Short exercise –
Find the lines containing the word "took" and copy every one of them.

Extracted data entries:

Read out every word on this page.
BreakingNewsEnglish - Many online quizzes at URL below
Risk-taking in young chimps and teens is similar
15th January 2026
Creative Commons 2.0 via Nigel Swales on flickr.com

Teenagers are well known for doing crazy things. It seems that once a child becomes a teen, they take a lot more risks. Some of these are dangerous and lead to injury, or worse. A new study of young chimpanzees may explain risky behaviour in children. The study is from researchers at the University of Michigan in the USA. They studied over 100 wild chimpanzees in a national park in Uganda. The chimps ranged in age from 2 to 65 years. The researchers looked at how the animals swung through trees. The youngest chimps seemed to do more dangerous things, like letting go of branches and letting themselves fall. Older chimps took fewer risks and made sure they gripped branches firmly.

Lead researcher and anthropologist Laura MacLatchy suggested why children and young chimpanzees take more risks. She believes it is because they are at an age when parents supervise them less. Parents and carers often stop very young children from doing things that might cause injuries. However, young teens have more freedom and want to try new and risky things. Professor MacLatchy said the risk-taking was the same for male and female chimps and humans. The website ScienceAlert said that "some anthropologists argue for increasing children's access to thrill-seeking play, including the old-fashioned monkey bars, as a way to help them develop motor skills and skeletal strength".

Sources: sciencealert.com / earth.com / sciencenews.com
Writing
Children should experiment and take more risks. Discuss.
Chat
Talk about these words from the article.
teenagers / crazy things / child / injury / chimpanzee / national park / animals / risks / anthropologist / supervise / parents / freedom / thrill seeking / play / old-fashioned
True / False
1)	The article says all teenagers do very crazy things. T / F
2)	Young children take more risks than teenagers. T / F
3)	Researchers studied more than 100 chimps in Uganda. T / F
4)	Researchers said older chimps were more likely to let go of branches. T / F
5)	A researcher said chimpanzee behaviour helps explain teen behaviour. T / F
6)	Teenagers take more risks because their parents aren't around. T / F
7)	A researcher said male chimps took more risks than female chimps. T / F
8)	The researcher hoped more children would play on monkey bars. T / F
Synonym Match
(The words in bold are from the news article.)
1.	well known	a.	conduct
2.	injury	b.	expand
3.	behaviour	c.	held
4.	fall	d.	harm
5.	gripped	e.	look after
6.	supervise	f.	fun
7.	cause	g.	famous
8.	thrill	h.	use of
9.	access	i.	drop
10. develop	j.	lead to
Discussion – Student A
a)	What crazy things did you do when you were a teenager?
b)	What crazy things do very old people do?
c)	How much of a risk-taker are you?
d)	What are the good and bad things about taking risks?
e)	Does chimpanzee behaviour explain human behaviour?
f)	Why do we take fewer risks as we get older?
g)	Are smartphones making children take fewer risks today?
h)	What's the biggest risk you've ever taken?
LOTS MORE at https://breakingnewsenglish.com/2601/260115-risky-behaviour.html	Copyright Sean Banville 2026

Correct output –
Teenagers are well known for doing crazy things. It seems that once a child becomes a teen, they take a lot more risks. Some of these are dangerous and lead to injury, or worse. A new study of young chimpanzees may explain risky behaviour in children. The study is from researchers at the University of Michigan in the USA. They studied over 100 wild chimpanzees in a national park in Uganda. The chimps ranged in age from 2 to 65 years. The researchers looked at how the animals swung through trees. The youngest chimps seemed to do more dangerous things, like letting go of branches and letting themselves fall. Older chimps took fewer risks and made sure they gripped branches firmly.
7)	A researcher said male chimps took more risks than female chimps. T / F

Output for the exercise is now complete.